* Start Records supplied *

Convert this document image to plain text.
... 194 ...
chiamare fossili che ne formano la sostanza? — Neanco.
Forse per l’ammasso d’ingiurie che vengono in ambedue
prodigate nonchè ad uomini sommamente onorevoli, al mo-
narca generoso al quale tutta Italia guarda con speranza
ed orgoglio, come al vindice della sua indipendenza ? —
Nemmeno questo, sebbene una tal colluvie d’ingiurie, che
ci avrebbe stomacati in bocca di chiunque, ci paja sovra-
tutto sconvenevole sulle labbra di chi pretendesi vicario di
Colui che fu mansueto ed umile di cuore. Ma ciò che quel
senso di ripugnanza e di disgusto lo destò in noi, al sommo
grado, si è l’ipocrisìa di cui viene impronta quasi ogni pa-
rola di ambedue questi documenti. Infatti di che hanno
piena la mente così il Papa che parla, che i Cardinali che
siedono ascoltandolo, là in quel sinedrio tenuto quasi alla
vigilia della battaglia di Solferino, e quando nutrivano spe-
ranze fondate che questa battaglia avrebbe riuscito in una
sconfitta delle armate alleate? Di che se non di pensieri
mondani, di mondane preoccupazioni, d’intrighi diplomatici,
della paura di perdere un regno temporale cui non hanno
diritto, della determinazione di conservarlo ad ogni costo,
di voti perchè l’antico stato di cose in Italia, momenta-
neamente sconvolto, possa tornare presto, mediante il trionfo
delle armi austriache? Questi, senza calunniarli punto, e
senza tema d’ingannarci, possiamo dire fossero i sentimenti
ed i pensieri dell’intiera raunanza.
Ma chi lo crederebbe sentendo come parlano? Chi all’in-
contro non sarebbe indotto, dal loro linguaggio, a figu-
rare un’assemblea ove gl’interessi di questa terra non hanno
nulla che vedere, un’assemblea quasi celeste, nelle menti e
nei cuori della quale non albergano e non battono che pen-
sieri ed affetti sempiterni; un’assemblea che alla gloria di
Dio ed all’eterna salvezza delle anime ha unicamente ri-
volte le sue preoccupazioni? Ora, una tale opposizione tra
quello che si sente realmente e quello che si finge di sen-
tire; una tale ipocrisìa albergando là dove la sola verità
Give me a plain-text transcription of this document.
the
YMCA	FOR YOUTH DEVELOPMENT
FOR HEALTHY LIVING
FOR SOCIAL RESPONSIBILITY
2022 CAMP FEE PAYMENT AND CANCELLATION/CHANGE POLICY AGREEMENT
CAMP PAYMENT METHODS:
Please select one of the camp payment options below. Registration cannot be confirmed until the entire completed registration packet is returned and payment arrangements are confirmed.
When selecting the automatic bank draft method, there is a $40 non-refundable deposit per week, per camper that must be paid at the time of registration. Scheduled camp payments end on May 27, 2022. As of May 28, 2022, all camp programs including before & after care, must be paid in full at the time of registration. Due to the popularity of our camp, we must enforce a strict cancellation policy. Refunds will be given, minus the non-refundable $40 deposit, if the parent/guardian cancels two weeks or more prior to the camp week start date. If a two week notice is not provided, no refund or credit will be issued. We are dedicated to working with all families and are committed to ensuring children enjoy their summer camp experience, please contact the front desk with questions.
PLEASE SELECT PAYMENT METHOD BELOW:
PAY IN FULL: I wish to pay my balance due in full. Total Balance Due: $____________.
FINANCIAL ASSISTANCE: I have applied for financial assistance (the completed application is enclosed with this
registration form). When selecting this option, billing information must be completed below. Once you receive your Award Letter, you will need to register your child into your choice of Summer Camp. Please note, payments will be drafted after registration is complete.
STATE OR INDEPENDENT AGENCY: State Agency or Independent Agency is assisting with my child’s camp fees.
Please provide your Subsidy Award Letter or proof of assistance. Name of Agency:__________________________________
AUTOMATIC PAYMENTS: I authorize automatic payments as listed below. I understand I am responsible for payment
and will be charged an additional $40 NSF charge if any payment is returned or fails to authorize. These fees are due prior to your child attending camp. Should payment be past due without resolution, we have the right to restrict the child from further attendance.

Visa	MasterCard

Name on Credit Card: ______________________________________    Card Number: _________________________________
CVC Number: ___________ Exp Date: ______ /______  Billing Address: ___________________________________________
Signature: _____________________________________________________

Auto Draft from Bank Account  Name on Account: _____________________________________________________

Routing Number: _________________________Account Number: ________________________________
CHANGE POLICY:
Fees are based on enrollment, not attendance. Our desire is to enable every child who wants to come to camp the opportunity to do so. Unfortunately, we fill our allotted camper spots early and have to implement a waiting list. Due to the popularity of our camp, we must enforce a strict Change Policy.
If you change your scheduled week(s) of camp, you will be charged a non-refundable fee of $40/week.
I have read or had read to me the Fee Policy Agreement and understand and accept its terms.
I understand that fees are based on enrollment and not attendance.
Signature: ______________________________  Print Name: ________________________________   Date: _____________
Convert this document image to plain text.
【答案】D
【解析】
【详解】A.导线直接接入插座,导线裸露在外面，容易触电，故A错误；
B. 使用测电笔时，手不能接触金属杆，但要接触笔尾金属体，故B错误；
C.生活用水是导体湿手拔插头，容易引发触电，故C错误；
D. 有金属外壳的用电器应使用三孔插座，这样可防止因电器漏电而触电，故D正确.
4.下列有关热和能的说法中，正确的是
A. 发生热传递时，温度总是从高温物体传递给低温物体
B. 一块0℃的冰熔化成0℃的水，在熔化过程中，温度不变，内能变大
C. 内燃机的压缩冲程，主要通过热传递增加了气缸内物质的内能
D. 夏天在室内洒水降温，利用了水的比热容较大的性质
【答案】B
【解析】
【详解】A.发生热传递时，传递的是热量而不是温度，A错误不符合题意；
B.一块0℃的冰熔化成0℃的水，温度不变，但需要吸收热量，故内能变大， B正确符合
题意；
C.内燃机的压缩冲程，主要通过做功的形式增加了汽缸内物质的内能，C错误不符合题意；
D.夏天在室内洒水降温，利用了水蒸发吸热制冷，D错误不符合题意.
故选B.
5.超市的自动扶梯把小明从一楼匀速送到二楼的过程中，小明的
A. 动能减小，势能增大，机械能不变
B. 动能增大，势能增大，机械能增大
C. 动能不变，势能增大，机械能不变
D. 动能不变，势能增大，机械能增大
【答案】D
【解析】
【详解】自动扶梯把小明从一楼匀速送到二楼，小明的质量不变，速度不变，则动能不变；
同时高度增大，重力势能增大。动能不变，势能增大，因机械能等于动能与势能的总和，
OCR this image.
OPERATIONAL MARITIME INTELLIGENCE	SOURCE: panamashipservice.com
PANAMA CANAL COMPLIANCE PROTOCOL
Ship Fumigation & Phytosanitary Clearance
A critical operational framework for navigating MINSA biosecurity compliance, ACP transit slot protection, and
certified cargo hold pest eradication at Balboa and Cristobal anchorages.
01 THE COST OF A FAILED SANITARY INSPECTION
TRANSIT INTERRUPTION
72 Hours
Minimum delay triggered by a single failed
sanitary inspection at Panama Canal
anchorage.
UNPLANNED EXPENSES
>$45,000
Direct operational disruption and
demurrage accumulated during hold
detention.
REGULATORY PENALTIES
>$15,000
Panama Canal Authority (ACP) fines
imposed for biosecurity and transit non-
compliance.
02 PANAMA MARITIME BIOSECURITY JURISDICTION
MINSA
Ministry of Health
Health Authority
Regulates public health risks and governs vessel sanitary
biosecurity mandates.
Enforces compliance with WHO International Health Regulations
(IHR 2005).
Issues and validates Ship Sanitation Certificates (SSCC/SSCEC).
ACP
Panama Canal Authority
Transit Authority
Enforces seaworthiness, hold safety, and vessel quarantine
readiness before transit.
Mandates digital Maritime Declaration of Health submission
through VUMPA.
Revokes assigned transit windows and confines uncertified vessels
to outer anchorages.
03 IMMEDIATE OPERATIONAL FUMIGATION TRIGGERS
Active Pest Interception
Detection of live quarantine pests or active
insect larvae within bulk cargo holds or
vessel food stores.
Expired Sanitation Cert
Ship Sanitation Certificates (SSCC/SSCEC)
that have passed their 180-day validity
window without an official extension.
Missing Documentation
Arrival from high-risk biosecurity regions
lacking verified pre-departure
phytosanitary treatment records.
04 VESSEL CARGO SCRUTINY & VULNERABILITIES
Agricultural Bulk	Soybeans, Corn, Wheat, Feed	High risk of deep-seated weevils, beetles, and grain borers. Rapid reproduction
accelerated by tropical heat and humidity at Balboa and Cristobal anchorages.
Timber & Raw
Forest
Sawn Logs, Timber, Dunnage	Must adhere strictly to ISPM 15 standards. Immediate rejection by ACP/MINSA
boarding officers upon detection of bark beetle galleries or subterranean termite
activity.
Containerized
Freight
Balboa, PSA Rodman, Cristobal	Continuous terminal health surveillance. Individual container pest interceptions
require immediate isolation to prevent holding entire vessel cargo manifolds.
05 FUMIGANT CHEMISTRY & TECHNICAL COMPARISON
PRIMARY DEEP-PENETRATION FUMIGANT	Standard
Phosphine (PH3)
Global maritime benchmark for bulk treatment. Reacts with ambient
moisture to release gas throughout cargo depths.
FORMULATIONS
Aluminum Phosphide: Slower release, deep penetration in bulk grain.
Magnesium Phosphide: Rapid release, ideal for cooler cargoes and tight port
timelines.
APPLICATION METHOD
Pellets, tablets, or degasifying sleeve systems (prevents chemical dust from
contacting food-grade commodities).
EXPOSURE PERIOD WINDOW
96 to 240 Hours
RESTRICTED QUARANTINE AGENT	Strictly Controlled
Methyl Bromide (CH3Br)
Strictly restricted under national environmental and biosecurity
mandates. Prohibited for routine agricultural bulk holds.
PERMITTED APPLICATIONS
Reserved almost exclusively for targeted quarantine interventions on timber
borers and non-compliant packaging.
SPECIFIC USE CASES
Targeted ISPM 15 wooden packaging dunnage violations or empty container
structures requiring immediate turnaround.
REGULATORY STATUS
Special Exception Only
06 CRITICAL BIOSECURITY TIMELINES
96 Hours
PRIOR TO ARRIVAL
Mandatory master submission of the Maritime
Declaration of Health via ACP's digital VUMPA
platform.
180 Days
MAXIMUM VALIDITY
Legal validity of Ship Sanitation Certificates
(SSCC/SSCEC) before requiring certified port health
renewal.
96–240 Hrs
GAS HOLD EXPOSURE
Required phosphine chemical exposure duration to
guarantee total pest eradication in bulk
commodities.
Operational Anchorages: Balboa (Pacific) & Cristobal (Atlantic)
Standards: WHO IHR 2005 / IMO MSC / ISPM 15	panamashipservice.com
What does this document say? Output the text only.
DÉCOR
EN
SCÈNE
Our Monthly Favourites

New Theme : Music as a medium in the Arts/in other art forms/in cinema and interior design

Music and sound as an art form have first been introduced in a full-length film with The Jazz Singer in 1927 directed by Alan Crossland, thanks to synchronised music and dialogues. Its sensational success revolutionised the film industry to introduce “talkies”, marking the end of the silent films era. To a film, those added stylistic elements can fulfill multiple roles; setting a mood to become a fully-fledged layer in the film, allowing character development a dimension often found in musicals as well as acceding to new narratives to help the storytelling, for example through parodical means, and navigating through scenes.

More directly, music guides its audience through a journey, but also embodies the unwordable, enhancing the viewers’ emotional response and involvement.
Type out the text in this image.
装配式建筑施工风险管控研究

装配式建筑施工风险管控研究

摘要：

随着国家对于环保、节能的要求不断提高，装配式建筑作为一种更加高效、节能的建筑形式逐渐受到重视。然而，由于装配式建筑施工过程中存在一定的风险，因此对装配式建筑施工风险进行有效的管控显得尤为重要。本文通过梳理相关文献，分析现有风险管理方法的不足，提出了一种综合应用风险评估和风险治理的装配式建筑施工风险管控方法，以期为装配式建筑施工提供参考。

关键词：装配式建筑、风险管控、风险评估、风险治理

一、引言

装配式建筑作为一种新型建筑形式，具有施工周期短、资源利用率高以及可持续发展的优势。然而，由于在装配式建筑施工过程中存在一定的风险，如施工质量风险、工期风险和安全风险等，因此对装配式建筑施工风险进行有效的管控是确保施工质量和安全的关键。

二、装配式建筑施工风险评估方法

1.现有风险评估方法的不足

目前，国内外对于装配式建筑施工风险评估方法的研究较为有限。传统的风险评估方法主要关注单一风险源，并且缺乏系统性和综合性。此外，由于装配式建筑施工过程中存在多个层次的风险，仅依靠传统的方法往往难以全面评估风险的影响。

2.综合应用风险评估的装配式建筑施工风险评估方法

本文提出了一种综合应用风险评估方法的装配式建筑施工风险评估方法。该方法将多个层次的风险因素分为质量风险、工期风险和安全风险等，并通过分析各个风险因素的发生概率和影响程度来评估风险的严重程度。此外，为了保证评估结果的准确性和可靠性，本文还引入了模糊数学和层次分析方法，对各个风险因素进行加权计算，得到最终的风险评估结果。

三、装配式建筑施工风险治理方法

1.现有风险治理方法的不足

* End Records supplied *

> Aim of the task:
Exactly and only the lines from the line containing "Type out the text in this image." through the last line of the entries should be copied, both ends included.

> Finished task:
Type out the text in this image.
装配式建筑施工风险管控研究

装配式建筑施工风险管控研究

摘要：

随着国家对于环保、节能的要求不断提高，装配式建筑作为一种更加高效、节能的建筑形式逐渐受到重视。然而，由于装配式建筑施工过程中存在一定的风险，因此对装配式建筑施工风险进行有效的管控显得尤为重要。本文通过梳理相关文献，分析现有风险管理方法的不足，提出了一种综合应用风险评估和风险治理的装配式建筑施工风险管控方法，以期为装配式建筑施工提供参考。

关键词：装配式建筑、风险管控、风险评估、风险治理

一、引言

装配式建筑作为一种新型建筑形式，具有施工周期短、资源利用率高以及可持续发展的优势。然而，由于在装配式建筑施工过程中存在一定的风险，如施工质量风险、工期风险和安全风险等，因此对装配式建筑施工风险进行有效的管控是确保施工质量和安全的关键。

二、装配式建筑施工风险评估方法

1.现有风险评估方法的不足

目前，国内外对于装配式建筑施工风险评估方法的研究较为有限。传统的风险评估方法主要关注单一风险源，并且缺乏系统性和综合性。此外，由于装配式建筑施工过程中存在多个层次的风险，仅依靠传统的方法往往难以全面评估风险的影响。

2.综合应用风险评估的装配式建筑施工风险评估方法

本文提出了一种综合应用风险评估方法的装配式建筑施工风险评估方法。该方法将多个层次的风险因素分为质量风险、工期风险和安全风险等，并通过分析各个风险因素的发生概率和影响程度来评估风险的严重程度。此外，为了保证评估结果的准确性和可靠性，本文还引入了模糊数学和层次分析方法，对各个风险因素进行加权计算，得到最终的风险评估结果。

三、装配式建筑施工风险治理方法

1.现有风险治理方法的不足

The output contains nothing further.